What is needed »
Wherever the string "name" appears, copy the whole line.

Data »

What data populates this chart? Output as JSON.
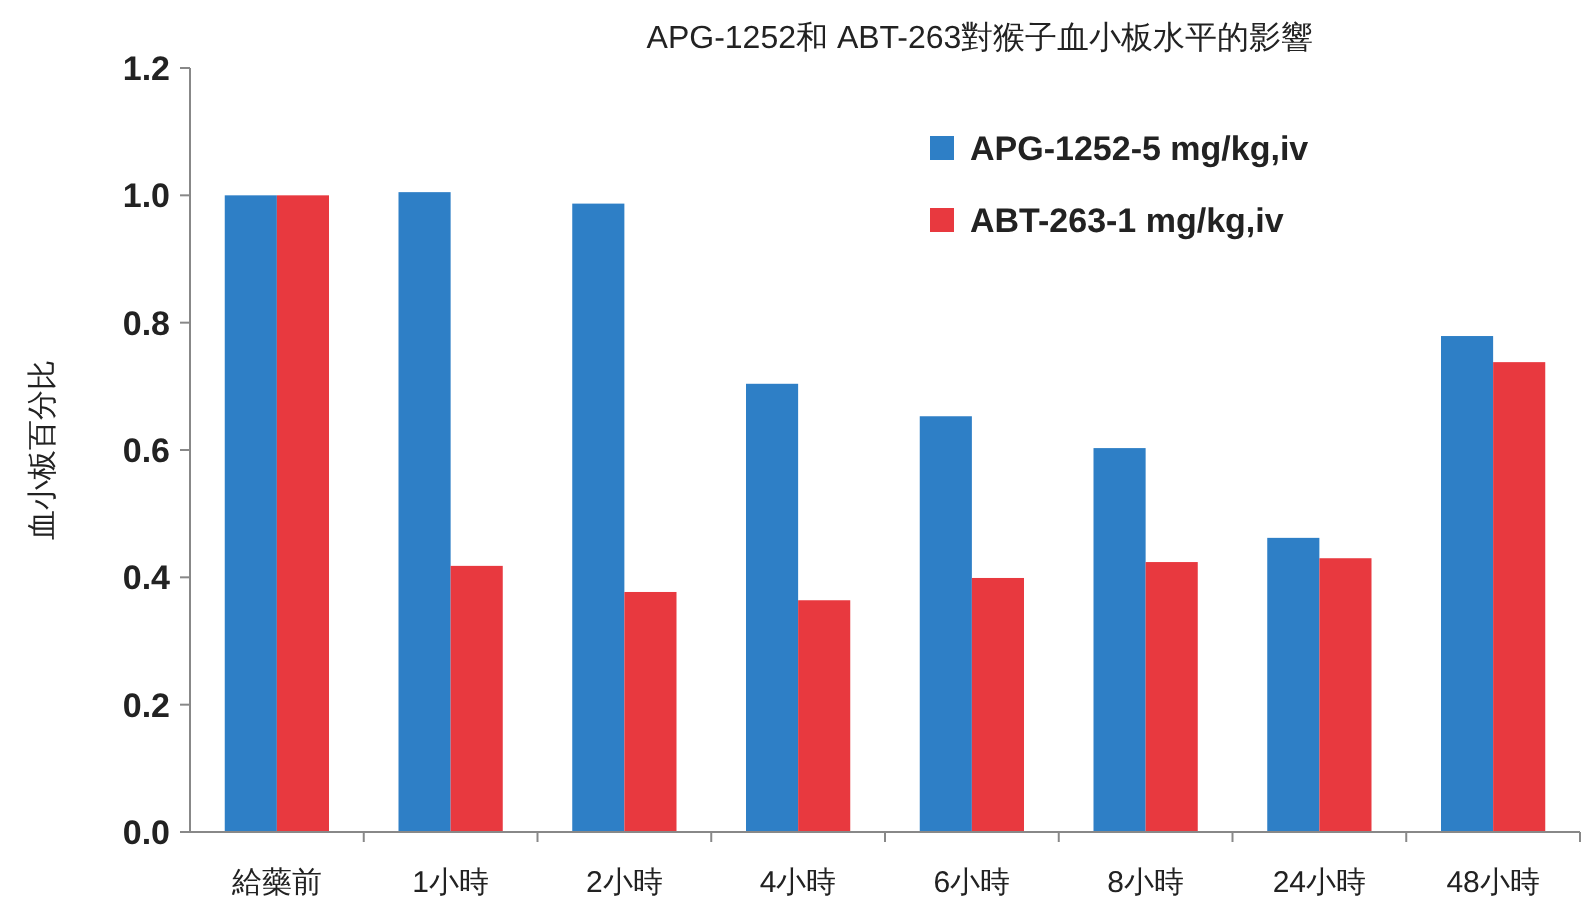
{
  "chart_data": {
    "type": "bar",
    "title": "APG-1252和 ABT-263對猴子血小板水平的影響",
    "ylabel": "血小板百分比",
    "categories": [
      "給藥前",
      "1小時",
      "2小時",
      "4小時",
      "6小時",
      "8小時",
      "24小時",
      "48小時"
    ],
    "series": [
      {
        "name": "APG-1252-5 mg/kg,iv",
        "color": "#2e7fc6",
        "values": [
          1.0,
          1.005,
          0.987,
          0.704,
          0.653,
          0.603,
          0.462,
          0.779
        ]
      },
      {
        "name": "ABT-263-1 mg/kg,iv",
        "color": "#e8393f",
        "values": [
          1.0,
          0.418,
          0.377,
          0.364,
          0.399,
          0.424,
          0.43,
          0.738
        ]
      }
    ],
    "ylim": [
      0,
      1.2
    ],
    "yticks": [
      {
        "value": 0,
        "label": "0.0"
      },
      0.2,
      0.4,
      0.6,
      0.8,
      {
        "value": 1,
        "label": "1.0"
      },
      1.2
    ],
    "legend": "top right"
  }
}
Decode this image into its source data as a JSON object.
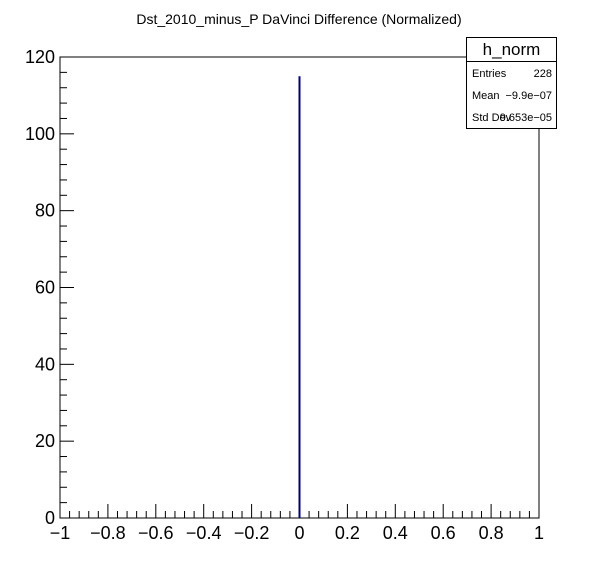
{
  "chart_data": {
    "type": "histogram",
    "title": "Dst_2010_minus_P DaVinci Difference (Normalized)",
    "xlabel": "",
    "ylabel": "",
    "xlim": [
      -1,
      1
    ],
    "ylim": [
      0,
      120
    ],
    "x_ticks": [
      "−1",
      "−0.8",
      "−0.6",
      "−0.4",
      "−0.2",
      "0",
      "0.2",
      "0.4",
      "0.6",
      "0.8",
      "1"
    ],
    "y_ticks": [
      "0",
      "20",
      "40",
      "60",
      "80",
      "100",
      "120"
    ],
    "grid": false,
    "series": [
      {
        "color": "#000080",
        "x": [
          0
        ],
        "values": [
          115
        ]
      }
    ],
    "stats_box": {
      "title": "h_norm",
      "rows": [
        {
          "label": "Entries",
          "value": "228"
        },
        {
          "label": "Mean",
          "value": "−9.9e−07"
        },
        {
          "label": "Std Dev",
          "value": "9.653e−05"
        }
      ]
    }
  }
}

The response »
        "name": "APG-1252-5 mg/kg,iv",
        "name": "ABT-263-1 mg/kg,iv",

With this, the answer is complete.